#### Documento de origem

* * * *

Protesto contra lixo atômico agita a Alemanha

Ativistas antinucleares alemães entraram em confronto nesta segunda-feira com a polícia, bloqueando algumas ferrovias do país, à medida que o primeiro carregamento de lixo nuclear enviado pela França há três anos se dirigia à Alemanha.

Segundo o jornal The Telegraph, o grupo de manifestantes ocupou as vias ferroviárias próximas a Luneberg, onde um trem protegido por forte esquema de segurança trazia, desde a Normandia (França), um carregamento do lixo que deve chegar ao país nesta terça-feira.

Em um outro trecho, perto da cidade de Nahrendorf, outros 15 mil manifestantes tentaram interromper a viagem. O trem, carregando seis containers de material gerado por usinas nucleares alemãs e enviado à França para ser reprocessado, foi a principal causa da manifestação.

O trajeto de retorno para Alemanha segue rumo a um antigo depósito em Gorleben, no norte do país. A retomada da decisão de transportar material radioativo por toda Alemanha, depois de três anos de proibição, causou uma onda de fúria entre os ativistas e o movimento antinuclear.

As autoridades temem que novos, e maiores, ataques contra o carregamento voltem a ocorrer no período de travessia do material por toda Alemanha.

A carga é a primeira de centenas que devem ser transportadas pela Alemanha na próxima década. “A Alemanha está novamente envolvida em um dos maiores crimes ambientais de nosso tempo”, diz Sven Teske, um ativista do Greenpeace.

* * * *

#### Instruções
**1)** Responda com base na notícia sobre o protesto contra lixo atômico:
(a) Quantos containers o trem carregava?
(b) Para onde segue o trajeto de retorno à Alemanha?
(c) De qual organização Sven Teske é ativista?
**2)** Transcreva da notícia sobre o protesto contra lixo atômico o trecho que começa em "O trajeto de" e segue até "o movimento antinuclear.".

(Dados de detecção de layout de documentos)
* * * *

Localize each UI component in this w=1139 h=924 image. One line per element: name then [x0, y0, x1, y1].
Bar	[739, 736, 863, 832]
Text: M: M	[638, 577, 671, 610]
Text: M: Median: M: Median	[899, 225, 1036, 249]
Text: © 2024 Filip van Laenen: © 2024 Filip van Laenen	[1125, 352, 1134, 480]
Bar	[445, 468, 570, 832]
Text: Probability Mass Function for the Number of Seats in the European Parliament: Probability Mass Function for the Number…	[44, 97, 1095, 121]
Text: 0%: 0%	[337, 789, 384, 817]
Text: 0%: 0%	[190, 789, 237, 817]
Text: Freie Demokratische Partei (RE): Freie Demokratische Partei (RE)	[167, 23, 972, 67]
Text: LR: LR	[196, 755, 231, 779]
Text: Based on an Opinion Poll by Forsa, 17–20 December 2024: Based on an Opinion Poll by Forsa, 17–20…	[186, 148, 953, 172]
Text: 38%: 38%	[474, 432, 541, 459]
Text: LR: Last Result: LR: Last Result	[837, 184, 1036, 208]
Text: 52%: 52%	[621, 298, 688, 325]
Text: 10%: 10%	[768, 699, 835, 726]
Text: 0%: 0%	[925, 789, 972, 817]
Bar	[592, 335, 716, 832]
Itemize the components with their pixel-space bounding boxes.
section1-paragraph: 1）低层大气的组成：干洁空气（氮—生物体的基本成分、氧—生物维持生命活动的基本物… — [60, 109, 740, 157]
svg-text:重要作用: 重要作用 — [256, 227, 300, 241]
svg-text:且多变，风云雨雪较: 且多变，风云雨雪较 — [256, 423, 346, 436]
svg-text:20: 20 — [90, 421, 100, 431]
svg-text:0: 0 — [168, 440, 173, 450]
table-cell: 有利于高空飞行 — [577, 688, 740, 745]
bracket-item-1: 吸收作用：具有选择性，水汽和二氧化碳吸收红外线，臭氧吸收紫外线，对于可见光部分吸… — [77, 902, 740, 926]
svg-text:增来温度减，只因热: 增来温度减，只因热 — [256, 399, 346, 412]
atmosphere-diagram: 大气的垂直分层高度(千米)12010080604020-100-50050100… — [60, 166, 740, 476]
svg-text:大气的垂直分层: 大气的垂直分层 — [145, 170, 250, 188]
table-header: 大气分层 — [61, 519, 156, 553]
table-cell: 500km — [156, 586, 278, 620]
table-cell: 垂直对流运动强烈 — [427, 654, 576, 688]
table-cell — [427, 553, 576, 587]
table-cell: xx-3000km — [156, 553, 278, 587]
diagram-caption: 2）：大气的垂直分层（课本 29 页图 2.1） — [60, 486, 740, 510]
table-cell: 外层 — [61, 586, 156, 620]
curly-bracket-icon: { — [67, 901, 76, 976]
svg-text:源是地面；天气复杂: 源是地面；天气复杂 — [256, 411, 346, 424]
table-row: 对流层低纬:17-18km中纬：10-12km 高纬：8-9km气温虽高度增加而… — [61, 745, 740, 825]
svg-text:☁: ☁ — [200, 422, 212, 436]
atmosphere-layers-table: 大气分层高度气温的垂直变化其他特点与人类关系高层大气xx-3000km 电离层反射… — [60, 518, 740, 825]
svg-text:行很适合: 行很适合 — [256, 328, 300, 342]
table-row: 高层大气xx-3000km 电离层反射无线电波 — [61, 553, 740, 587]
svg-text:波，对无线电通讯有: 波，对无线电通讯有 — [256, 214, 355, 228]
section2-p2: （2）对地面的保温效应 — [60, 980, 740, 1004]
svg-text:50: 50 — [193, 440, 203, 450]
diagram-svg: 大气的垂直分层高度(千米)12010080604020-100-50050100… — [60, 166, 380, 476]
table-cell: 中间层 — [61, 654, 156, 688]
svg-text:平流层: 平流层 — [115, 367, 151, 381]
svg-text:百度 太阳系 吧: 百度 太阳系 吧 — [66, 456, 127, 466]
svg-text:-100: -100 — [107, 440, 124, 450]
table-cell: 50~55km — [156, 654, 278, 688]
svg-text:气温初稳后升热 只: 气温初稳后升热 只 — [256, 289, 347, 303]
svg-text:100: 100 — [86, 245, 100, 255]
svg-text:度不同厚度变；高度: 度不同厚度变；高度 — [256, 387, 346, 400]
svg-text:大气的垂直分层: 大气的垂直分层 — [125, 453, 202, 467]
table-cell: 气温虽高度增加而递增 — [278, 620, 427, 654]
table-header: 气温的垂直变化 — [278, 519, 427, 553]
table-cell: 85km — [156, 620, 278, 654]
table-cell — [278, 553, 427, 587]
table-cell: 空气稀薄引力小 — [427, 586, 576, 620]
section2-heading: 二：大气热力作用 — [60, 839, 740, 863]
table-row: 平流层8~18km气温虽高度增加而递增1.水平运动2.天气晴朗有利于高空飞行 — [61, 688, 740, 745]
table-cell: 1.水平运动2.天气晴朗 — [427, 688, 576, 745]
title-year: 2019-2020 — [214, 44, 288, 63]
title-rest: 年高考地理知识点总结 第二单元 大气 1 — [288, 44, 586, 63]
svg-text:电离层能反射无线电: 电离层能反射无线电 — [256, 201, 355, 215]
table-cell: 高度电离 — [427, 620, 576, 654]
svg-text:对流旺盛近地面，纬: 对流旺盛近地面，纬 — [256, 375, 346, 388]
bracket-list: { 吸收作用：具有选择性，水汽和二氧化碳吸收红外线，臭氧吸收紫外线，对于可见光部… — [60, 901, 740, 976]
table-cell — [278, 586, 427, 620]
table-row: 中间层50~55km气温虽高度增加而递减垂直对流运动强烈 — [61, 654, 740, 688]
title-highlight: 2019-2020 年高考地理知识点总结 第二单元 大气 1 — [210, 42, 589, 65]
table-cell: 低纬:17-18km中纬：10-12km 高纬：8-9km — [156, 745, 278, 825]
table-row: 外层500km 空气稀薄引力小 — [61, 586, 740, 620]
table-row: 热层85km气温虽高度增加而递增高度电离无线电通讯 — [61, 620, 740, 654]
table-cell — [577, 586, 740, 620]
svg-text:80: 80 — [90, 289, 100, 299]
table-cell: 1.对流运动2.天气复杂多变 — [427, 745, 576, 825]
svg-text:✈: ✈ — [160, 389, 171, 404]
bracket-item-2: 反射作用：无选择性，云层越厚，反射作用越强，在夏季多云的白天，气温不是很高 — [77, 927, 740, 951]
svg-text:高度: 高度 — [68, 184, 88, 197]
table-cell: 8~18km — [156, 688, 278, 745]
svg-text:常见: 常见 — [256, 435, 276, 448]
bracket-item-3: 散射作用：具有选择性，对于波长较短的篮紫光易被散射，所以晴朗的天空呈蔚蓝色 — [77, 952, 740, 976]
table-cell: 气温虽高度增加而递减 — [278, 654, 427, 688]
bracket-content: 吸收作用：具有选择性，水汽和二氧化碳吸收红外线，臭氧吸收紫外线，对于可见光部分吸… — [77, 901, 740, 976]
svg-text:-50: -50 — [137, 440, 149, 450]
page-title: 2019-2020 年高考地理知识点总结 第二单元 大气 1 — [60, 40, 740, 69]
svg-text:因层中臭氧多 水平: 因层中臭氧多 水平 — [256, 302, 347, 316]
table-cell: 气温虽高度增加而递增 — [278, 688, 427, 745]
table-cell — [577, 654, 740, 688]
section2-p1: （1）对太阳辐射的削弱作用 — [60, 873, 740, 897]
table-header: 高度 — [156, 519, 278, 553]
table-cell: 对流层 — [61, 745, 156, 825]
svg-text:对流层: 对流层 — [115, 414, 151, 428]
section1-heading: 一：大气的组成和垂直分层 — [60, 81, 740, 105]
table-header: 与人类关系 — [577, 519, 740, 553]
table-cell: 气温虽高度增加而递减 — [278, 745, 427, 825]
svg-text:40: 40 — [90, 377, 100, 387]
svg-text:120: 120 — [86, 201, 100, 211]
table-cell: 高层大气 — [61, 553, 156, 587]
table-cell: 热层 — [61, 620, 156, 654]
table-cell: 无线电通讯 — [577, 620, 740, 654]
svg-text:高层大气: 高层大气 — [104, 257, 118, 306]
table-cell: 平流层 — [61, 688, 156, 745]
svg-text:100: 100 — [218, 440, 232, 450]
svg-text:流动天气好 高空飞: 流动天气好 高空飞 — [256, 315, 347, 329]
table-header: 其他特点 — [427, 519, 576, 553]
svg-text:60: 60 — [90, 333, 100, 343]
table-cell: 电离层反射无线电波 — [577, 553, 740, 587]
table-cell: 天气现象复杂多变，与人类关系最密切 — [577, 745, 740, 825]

* * * *

#### Respostas
**1)**
(a) Seis containers.
(b) Para um antigo depósito em Gorleben, no norte do país.
(c) Do Greenpeace.

**2)**
O trajeto de retorno para Alemanha segue rumo a um antigo depósito em Gorleben, no norte do país. A retomada da decisão de transportar material radioativo por toda Alemanha, depois de três anos de proibição, causou uma onda de fúria entre os ativistas e o movimento antinuclear.